◆ **Requirements**
Reproduce, word for word, the records beginning at the line that contains "- x-tick-label: 4: [75, 430, 84, 446]" and ending after the line that contains "- x-tick-label: 6: [111, 430, 120, 446]".

◆ **Record set**
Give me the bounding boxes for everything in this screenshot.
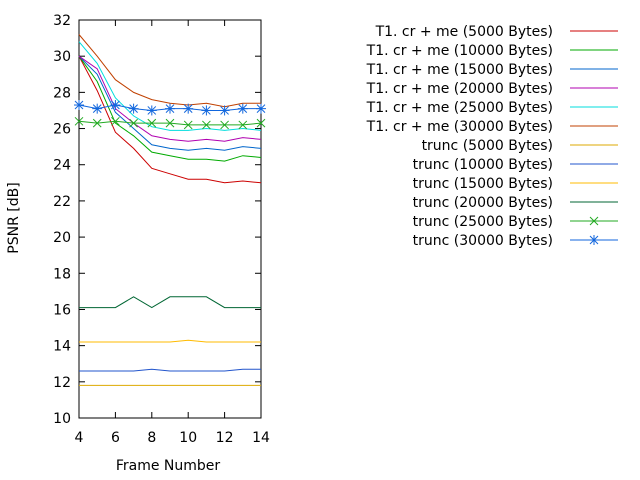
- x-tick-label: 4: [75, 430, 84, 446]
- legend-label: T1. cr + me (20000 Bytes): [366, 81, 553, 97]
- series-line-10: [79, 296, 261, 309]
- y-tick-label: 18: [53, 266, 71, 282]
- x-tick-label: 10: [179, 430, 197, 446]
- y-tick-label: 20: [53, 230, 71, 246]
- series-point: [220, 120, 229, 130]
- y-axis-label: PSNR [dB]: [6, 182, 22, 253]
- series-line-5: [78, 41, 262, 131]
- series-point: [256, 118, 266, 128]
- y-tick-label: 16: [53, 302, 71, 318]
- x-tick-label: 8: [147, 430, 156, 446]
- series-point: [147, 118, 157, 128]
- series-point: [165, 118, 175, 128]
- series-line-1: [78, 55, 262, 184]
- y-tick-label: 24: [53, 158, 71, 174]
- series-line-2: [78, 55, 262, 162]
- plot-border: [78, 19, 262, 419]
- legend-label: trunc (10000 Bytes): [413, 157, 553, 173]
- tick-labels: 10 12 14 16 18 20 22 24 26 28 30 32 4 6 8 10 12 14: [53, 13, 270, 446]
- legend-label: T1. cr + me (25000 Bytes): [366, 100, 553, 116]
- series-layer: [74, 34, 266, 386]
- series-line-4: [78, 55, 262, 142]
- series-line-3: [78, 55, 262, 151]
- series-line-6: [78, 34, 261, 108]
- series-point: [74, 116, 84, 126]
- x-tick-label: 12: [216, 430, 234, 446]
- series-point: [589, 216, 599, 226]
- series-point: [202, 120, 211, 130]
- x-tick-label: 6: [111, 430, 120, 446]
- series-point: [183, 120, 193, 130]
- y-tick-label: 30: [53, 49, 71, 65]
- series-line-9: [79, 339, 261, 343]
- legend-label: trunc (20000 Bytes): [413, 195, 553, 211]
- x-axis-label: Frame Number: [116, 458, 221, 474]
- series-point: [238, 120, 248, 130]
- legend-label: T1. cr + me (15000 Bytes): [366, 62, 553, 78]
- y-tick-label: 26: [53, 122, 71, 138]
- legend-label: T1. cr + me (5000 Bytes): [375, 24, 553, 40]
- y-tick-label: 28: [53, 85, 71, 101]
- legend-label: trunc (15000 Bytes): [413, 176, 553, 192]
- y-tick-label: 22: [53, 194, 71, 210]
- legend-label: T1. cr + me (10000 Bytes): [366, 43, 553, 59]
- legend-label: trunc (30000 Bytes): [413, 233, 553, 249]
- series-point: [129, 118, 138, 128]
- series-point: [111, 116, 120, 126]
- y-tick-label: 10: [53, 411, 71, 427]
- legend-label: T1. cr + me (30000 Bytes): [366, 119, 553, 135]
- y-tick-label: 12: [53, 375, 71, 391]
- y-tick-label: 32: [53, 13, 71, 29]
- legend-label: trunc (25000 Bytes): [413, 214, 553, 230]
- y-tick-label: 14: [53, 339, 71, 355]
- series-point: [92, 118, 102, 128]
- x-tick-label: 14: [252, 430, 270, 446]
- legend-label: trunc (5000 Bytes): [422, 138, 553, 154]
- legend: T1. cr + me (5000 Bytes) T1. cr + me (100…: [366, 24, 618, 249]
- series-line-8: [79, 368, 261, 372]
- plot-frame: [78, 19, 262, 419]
---
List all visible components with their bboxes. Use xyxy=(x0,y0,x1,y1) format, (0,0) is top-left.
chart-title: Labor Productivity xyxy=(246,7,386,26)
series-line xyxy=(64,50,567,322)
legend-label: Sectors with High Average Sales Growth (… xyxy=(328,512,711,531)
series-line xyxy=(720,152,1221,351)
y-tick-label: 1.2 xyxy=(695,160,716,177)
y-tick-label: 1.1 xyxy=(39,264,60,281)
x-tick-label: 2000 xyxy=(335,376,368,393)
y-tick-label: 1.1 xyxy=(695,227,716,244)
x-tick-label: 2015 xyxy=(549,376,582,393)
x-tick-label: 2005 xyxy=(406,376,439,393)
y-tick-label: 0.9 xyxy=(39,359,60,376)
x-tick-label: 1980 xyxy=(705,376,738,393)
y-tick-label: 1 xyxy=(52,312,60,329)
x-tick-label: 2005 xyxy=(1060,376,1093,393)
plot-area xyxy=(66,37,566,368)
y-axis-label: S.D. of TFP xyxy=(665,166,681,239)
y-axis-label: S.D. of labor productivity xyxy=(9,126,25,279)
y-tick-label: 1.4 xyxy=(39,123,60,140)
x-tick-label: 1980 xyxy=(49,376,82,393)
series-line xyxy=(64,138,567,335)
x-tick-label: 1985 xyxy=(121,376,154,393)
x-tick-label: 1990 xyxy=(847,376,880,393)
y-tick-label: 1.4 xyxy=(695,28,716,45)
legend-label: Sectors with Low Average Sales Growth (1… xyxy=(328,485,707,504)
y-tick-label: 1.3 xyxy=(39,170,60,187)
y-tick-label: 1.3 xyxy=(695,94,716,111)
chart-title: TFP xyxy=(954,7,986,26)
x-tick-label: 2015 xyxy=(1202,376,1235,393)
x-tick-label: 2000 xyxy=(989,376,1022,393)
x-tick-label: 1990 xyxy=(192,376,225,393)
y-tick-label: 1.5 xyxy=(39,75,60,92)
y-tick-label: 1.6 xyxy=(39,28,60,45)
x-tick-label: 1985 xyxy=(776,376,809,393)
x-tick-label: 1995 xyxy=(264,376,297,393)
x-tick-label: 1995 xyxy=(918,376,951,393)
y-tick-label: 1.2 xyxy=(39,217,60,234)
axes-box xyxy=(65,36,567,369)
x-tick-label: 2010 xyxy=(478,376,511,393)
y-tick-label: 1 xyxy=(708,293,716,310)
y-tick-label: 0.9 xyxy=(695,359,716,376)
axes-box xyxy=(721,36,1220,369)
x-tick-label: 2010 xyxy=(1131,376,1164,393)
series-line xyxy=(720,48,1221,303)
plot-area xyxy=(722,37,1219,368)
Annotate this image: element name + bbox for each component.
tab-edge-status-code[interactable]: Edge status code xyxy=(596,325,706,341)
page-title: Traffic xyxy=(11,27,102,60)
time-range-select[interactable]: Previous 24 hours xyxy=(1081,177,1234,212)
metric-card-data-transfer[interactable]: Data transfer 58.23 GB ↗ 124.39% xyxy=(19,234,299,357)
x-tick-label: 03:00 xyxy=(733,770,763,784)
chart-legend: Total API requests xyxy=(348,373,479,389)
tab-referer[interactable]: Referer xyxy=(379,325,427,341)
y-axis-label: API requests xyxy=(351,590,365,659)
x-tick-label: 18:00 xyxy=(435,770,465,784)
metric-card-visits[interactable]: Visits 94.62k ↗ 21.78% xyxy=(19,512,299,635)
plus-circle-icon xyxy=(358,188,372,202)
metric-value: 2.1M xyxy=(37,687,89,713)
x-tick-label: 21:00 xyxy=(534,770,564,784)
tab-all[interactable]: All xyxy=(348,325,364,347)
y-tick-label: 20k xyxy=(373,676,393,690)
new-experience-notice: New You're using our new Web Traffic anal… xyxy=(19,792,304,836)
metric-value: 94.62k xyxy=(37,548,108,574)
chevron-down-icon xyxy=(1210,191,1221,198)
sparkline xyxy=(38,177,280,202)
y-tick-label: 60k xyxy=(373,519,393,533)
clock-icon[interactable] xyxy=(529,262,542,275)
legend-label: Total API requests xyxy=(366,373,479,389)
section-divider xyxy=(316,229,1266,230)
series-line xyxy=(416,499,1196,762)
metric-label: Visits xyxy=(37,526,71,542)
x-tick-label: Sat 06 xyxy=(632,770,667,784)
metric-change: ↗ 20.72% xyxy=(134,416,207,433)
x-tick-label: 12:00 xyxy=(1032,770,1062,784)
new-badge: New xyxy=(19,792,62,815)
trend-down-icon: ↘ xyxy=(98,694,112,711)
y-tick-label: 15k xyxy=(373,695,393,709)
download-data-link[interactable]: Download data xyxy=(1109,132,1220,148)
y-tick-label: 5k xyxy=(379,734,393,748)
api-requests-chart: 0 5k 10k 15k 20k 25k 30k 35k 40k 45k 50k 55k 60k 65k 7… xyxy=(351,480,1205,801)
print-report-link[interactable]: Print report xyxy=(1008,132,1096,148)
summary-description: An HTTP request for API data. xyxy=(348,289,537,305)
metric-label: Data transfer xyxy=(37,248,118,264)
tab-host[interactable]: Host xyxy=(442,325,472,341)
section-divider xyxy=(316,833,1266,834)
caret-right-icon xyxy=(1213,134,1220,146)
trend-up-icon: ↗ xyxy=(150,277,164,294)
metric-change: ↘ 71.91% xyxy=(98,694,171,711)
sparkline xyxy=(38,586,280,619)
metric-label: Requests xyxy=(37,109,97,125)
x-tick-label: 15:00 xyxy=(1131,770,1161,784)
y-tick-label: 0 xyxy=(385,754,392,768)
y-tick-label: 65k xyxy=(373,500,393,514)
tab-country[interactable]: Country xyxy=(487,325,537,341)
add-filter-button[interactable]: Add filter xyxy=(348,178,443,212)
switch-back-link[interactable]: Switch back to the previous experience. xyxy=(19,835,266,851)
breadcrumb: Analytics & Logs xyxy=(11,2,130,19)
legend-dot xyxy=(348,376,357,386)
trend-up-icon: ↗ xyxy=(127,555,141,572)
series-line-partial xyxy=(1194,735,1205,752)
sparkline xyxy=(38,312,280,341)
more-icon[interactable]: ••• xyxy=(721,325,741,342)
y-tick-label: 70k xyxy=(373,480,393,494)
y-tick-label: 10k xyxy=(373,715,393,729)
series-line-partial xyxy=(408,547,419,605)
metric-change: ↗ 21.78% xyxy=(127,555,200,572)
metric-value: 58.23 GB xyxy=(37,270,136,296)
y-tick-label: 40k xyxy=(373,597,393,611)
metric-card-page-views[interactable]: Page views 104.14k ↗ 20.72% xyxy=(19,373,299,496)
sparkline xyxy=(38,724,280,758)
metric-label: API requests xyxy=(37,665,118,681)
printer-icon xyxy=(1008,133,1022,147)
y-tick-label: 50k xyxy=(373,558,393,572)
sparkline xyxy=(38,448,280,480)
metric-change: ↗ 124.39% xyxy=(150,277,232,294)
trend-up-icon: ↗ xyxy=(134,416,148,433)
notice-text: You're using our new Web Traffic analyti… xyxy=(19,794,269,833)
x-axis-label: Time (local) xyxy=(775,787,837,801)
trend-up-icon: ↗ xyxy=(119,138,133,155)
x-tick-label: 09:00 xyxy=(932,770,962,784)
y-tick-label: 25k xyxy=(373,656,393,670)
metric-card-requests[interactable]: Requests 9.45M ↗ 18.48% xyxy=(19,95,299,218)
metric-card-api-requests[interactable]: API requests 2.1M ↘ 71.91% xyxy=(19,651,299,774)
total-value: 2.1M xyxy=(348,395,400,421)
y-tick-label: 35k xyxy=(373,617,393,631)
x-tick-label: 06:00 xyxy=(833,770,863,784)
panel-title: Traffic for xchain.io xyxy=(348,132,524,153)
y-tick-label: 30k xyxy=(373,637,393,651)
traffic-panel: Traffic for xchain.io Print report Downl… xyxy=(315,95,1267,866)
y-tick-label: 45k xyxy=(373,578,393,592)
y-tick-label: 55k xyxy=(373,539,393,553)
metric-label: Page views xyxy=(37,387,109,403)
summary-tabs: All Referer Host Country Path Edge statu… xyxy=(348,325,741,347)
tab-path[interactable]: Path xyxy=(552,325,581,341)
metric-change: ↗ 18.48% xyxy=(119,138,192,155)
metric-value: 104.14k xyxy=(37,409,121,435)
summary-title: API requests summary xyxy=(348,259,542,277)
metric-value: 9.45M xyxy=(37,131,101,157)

◆ **Correct result**
- x-tick-label: 4: [75, 430, 84, 446]
- legend-label: T1. cr + me (20000 Bytes): [366, 81, 553, 97]
- series-line-10: [79, 296, 261, 309]
- y-tick-label: 18: [53, 266, 71, 282]
- x-tick-label: 10: [179, 430, 197, 446]
- y-tick-label: 20: [53, 230, 71, 246]
- series-point: [220, 120, 229, 130]
- y-axis-label: PSNR [dB]: [6, 182, 22, 253]
- series-line-5: [78, 41, 262, 131]
- series-point: [256, 118, 266, 128]
- y-tick-label: 16: [53, 302, 71, 318]
- x-tick-label: 8: [147, 430, 156, 446]
- series-point: [147, 118, 157, 128]
- series-point: [165, 118, 175, 128]
- series-line-1: [78, 55, 262, 184]
- y-tick-label: 24: [53, 158, 71, 174]
- series-line-2: [78, 55, 262, 162]
- plot-border: [78, 19, 262, 419]
- legend-label: trunc (10000 Bytes): [413, 157, 553, 173]
- tick-labels: 10 12 14 16 18 20 22 24 26 28 30 32 4 6 8 10 12 14: [53, 13, 270, 446]
- legend-label: T1. cr + me (25000 Bytes): [366, 100, 553, 116]
- series-layer: [74, 34, 266, 386]
- series-line-4: [78, 55, 262, 142]
- series-line-3: [78, 55, 262, 151]
- series-line-6: [78, 34, 261, 108]
- series-point: [74, 116, 84, 126]
- x-tick-label: 12: [216, 430, 234, 446]
- series-point: [589, 216, 599, 226]
- series-point: [202, 120, 211, 130]
- x-tick-label: 6: [111, 430, 120, 446]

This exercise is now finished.